→ Задания
1. Ответьте на вопросы по тексту о доброте и радости.
(а) Какими, по словам текста, лучше быть вместо того, чтобы быть правыми, гениальными, умными?
(б) Что мы теряем, когда спорим о сущих глупостях?
(в) Как, согласно тексту, нужно пройти через черту смерти?
2. Продолжите рассуждение о доброте и радости после его последнего предложения.

→ Текст
Поэтому не надо вам быть правыми, гениальными, умными — будьте добрыми. Лучше быть дураками, но добрыми. Порой мы о сущих глупостях спорим. А теряем самое главное — радость. А у нас другого пути нет — только к радости. Людей, страдающих депрессией и тоской, иногда бес дурит: «Вот помру — и все кончится». Напротив, тогда только и начнется все. Что мы с собой перенесем через черту смерти, то у нас и продолжится в вечности. Через черту смерти нужно пройти, улыбаясь.

→ Выдержка из данных
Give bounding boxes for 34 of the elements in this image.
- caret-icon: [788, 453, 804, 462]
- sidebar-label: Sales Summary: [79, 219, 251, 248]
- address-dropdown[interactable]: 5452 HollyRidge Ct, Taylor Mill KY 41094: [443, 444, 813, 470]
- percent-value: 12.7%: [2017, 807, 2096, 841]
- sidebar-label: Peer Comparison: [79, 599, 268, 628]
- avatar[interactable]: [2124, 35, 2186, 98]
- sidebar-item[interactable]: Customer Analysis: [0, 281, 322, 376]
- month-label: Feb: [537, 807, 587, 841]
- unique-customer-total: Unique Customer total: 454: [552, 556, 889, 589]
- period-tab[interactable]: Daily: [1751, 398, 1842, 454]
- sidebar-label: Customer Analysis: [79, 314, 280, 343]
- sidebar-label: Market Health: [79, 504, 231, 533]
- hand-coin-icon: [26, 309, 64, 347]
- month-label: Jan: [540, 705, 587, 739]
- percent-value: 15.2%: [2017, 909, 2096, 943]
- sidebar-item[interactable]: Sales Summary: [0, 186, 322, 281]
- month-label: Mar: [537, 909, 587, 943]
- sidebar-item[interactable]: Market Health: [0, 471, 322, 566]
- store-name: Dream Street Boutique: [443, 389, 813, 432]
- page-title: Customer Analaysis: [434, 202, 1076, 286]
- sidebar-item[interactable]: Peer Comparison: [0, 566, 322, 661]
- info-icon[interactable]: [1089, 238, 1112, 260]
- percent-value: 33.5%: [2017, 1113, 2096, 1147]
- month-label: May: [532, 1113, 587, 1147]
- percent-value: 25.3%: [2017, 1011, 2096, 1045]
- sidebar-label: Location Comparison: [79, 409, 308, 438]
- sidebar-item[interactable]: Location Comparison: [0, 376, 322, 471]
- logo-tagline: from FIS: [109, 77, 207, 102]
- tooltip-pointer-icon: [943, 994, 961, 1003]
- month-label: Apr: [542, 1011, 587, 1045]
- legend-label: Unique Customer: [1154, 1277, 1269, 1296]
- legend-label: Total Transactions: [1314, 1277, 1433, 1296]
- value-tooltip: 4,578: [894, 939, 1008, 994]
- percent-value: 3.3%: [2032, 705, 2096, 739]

→ Ответы к заданиям
1.
(а) Добрыми.
(б) Самое главное — радость.
(в) Улыбаясь.

2.
Вы должны радоваться труду, тому, что вас кто-то оскорбил, не понял. Это все репетиция жизни вечной. Вы должны радоваться тому, что кто-то умнее вас, — и слава Богу! Умным очень трудно справиться со своим умом. Они не знают, куда его девать. Он вечно лезет, куда его не просят, этот ум. Иногда думаешь: лучше бы я был дураком, зато добрым и кротким, чем умным, но выскочкой, гордым, спорливым, непослушным. По-мирски вы будете правы, а духовное будете терять. Ко мне недавно приходила одна матушка и сказала мне страшные слова: «Я анализирую свою жизнь и всегда, когда у нас с батюшкой были споры, я в конечном счете была права». Я стою на нее смотрю и думаю: «Бедная… Как ты из этого выйдешь? Какое это для тебя искушение, что ты всегда права! Как ты теперь с этим справишься? Лучше бы ты всю жизнь была неправа и уступала бы батюшке, советовалась бы с ним». По-мирски — какое счастье видеть, что она всегда права. А по-духовному — какое горе, Господи, что она всегда права. Господи помилуй, как ты такая, правая, войдешь в рай, когда туда неправых берут?

Сестры, то, что я вам сказал, не достигается сразу, но нам нужно иметь правильное направление. И согласиться с этим направлением. Согласиться с тем, что батюшка правильно сказал. Когда вы согласитесь, то начнете себя в этих рамках корректировать. И тогда у вас постепенно начнет получаться. Но если мы не имеем правильного направления мысли, то куда мы вообще пойдем?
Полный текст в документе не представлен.